WHAT IS BEING ASKED —
Copy each line exactly. Leave nothing out.

RECORDS TO USE —
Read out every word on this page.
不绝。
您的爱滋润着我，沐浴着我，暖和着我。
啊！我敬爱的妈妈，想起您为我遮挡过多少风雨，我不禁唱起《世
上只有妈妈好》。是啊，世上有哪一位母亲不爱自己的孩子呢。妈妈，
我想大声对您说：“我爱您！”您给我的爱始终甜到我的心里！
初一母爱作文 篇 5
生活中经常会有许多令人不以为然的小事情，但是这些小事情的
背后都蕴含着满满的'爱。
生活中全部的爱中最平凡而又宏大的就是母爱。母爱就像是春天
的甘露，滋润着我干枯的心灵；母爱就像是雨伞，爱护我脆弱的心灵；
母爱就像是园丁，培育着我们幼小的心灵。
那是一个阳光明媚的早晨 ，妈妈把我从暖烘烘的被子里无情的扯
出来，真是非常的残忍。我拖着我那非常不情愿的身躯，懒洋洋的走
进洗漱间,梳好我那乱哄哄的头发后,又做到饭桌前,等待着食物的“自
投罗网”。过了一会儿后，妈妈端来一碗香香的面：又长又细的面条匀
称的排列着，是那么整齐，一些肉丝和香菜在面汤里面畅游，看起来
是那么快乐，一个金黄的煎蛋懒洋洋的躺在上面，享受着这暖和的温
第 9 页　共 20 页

RESPONSE TO THIS TASK —
Read out every word on this page.
不绝。
您的爱滋润着我，沐浴着我，暖和着我。
啊！我敬爱的妈妈，想起您为我遮挡过多少风雨，我不禁唱起《世
上只有妈妈好》。是啊，世上有哪一位母亲不爱自己的孩子呢。妈妈，
我想大声对您说：“我爱您！”您给我的爱始终甜到我的心里！
初一母爱作文 篇 5
生活中经常会有许多令人不以为然的小事情，但是这些小事情的
背后都蕴含着满满的'爱。
生活中全部的爱中最平凡而又宏大的就是母爱。母爱就像是春天
的甘露，滋润着我干枯的心灵；母爱就像是雨伞，爱护我脆弱的心灵；
母爱就像是园丁，培育着我们幼小的心灵。
那是一个阳光明媚的早晨 ，妈妈把我从暖烘烘的被子里无情的扯
出来，真是非常的残忍。我拖着我那非常不情愿的身躯，懒洋洋的走
进洗漱间,梳好我那乱哄哄的头发后,又做到饭桌前,等待着食物的“自
投罗网”。过了一会儿后，妈妈端来一碗香香的面：又长又细的面条匀
称的排列着，是那么整齐，一些肉丝和香菜在面汤里面畅游，看起来
是那么快乐，一个金黄的煎蛋懒洋洋的躺在上面，享受着这暖和的温
第 9 页　共 20 页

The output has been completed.